=== GOAL ===
Please output the records exactly, starting with the line that contains "vertical-divider [425, 91, 426, 253]" and going on through the line that contains "distribution-count: (0) [683, 195, 698, 209]".

──────────

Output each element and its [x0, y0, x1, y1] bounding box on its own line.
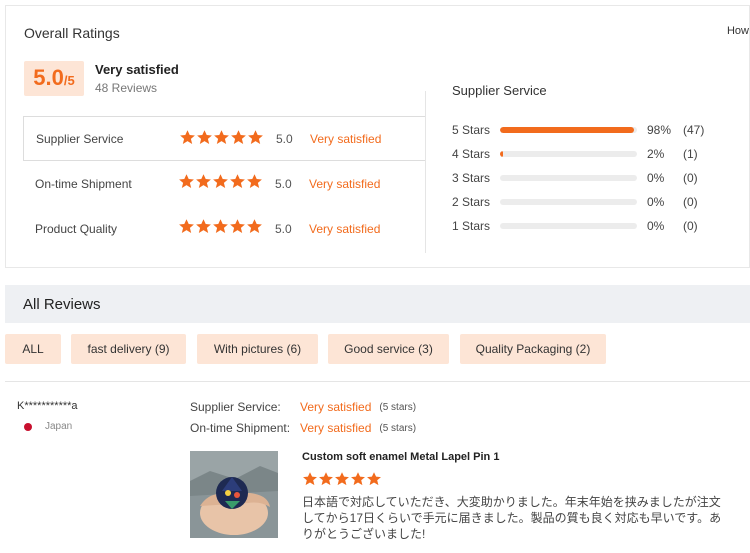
vertical-divider [425, 91, 426, 253]
star-icon [350, 471, 366, 487]
category-row-supplier-service[interactable]: Supplier Service 5.0 Very satisfied [23, 116, 425, 161]
category-score: 5.0 [275, 176, 292, 191]
star-icon [196, 129, 213, 146]
distribution-bar [500, 151, 637, 157]
meta-label: Supplier Service: [190, 400, 281, 414]
overall-score-badge: 5.0 /5 [24, 61, 84, 96]
overall-verdict: Very satisfied [95, 62, 179, 77]
meta-value: Very satisfied [300, 400, 372, 414]
review-meta-on-time-shipment: On-time Shipment: Very satisfied (5 star… [190, 421, 416, 435]
overall-ratings-card: Overall Ratings How 5.0 /5 Very satisfie… [5, 5, 750, 268]
star-icon [213, 129, 230, 146]
product-title[interactable]: Custom soft enamel Metal Lapel Pin 1 [302, 451, 499, 463]
overall-score-suffix: /5 [63, 73, 75, 88]
distribution-row: 5 Stars 98% (47) [452, 122, 704, 138]
star-icon [246, 218, 263, 235]
overall-score: 5.0 [33, 65, 64, 90]
category-ratings-table: Supplier Service 5.0 Very satisfied On-t… [23, 116, 425, 251]
how-link[interactable]: How [727, 25, 749, 37]
reviewer-country: Japan [45, 421, 73, 432]
review-photo-image [190, 451, 278, 538]
star-icon [212, 218, 229, 235]
star-icon [212, 173, 229, 190]
category-row-on-time-shipment[interactable]: On-time Shipment 5.0 Very satisfied [23, 161, 425, 206]
japan-flag-icon [24, 423, 32, 431]
star-icon [229, 173, 246, 190]
distribution-row: 3 Stars 0% (0) [452, 170, 698, 186]
filter-good-service[interactable]: Good service (3) [328, 334, 449, 364]
star-icon [230, 129, 247, 146]
category-name: Supplier Service [36, 131, 124, 146]
star-icon [178, 218, 195, 235]
category-stars [178, 218, 263, 238]
overall-ratings-title: Overall Ratings [24, 25, 120, 41]
distribution-percent: 0% [647, 195, 665, 209]
distribution-fill [500, 127, 635, 133]
star-icon [229, 218, 246, 235]
star-icon [178, 173, 195, 190]
distribution-fill [500, 151, 503, 157]
filter-all[interactable]: ALL [5, 334, 61, 364]
star-icon [246, 173, 263, 190]
distribution-percent: 2% [647, 147, 665, 161]
category-stars [179, 129, 264, 149]
star-icon [334, 471, 350, 487]
distribution-count: (0) [683, 195, 698, 209]
category-score: 5.0 [276, 131, 293, 146]
category-verdict: Very satisfied [310, 131, 382, 146]
distribution-bar [500, 127, 637, 133]
review-count: 48 Reviews [95, 81, 158, 95]
all-reviews-header: All Reviews [5, 285, 750, 323]
distribution-row: 2 Stars 0% (0) [452, 194, 698, 210]
distribution-count: (47) [683, 123, 705, 137]
distribution-row: 4 Stars 2% (1) [452, 146, 698, 162]
distribution-label: 5 Stars [452, 123, 491, 137]
meta-stars: (5 stars) [379, 422, 417, 434]
distribution-percent: 0% [647, 171, 665, 185]
distribution-title: Supplier Service [452, 83, 547, 98]
review-meta-supplier-service: Supplier Service: Very satisfied (5 star… [190, 400, 416, 414]
distribution-count: (0) [683, 219, 698, 233]
star-icon [366, 471, 382, 487]
distribution-bar [500, 223, 637, 229]
review-stars [302, 471, 382, 487]
review-text: 日本語で対応していただき、大変助かりました。年末年始を挟みましたが注文してから1… [302, 495, 722, 541]
distribution-percent: 0% [647, 219, 665, 233]
all-reviews-title: All Reviews [23, 296, 101, 313]
star-icon [195, 173, 212, 190]
star-icon [247, 129, 264, 146]
category-name: Product Quality [35, 221, 118, 236]
distribution-bar [500, 175, 637, 181]
reviewer-name: K***********a [17, 400, 78, 412]
distribution-count: (1) [683, 147, 698, 161]
category-score: 5.0 [275, 221, 292, 236]
category-verdict: Very satisfied [309, 221, 381, 236]
meta-stars: (5 stars) [379, 401, 417, 413]
review-photo[interactable] [190, 451, 278, 538]
distribution-label: 2 Stars [452, 195, 491, 209]
filter-quality-packaging[interactable]: Quality Packaging (2) [460, 334, 606, 364]
distribution-label: 3 Stars [452, 171, 491, 185]
distribution-percent: 98% [647, 123, 672, 137]
category-name: On-time Shipment [35, 176, 132, 191]
star-icon [179, 129, 196, 146]
category-verdict: Very satisfied [309, 176, 381, 191]
star-icon [302, 471, 318, 487]
category-row-product-quality[interactable]: Product Quality 5.0 Very satisfied [23, 206, 425, 251]
distribution-label: 4 Stars [452, 147, 491, 161]
review-separator [5, 381, 750, 382]
meta-label: On-time Shipment: [190, 421, 291, 435]
star-icon [318, 471, 334, 487]
filter-fast-delivery[interactable]: fast delivery (9) [71, 334, 186, 364]
distribution-bar [500, 199, 637, 205]
distribution-label: 1 Stars [452, 219, 491, 233]
star-icon [195, 218, 212, 235]
category-stars [178, 173, 263, 193]
meta-value: Very satisfied [300, 421, 372, 435]
filter-with-pictures[interactable]: With pictures (6) [197, 334, 318, 364]
distribution-count: (0) [683, 171, 698, 185]
distribution-row: 1 Stars 0% (0) [452, 218, 698, 234]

──────────

=== THE ANSWER ===
vertical-divider [425, 91, 426, 253]
star-icon [350, 471, 366, 487]
category-row-supplier-service[interactable]: Supplier Service 5.0 Very satisfied [23, 116, 425, 161]
category-score: 5.0 [275, 176, 292, 191]
star-icon [196, 129, 213, 146]
distribution-bar [500, 151, 637, 157]
meta-label: Supplier Service: [190, 400, 281, 414]
overall-score-badge: 5.0 /5 [24, 61, 84, 96]
overall-verdict: Very satisfied [95, 62, 179, 77]
meta-value: Very satisfied [300, 400, 372, 414]
review-meta-on-time-shipment: On-time Shipment: Very satisfied (5 star… [190, 421, 416, 435]
overall-ratings-card: Overall Ratings How 5.0 /5 Very satisfie… [5, 5, 750, 268]
star-icon [213, 129, 230, 146]
product-title[interactable]: Custom soft enamel Metal Lapel Pin 1 [302, 451, 499, 463]
overall-score-suffix: /5 [63, 73, 75, 88]
distribution-row: 5 Stars 98% (47) [452, 122, 704, 138]
star-icon [246, 218, 263, 235]
overall-score: 5.0 [33, 65, 64, 90]
category-ratings-table: Supplier Service 5.0 Very satisfied On-t… [23, 116, 425, 251]
how-link[interactable]: How [727, 25, 749, 37]
reviewer-country: Japan [45, 421, 73, 432]
review-photo-image [190, 451, 278, 538]
star-icon [212, 218, 229, 235]
star-icon [212, 173, 229, 190]
category-row-on-time-shipment[interactable]: On-time Shipment 5.0 Very satisfied [23, 161, 425, 206]
japan-flag-icon [24, 423, 32, 431]
star-icon [229, 173, 246, 190]
distribution-row: 3 Stars 0% (0) [452, 170, 698, 186]
filter-good-service[interactable]: Good service (3) [328, 334, 449, 364]
star-icon [230, 129, 247, 146]
category-name: Supplier Service [36, 131, 124, 146]
star-icon [178, 218, 195, 235]
category-stars [178, 218, 263, 238]
overall-ratings-title: Overall Ratings [24, 25, 120, 41]
distribution-percent: 0% [647, 195, 665, 209]
distribution-fill [500, 127, 635, 133]
star-icon [229, 218, 246, 235]
star-icon [178, 173, 195, 190]
distribution-fill [500, 151, 503, 157]
filter-all[interactable]: ALL [5, 334, 61, 364]
star-icon [246, 173, 263, 190]
distribution-percent: 2% [647, 147, 665, 161]
category-stars [179, 129, 264, 149]
star-icon [334, 471, 350, 487]
distribution-count: (0) [683, 195, 698, 209]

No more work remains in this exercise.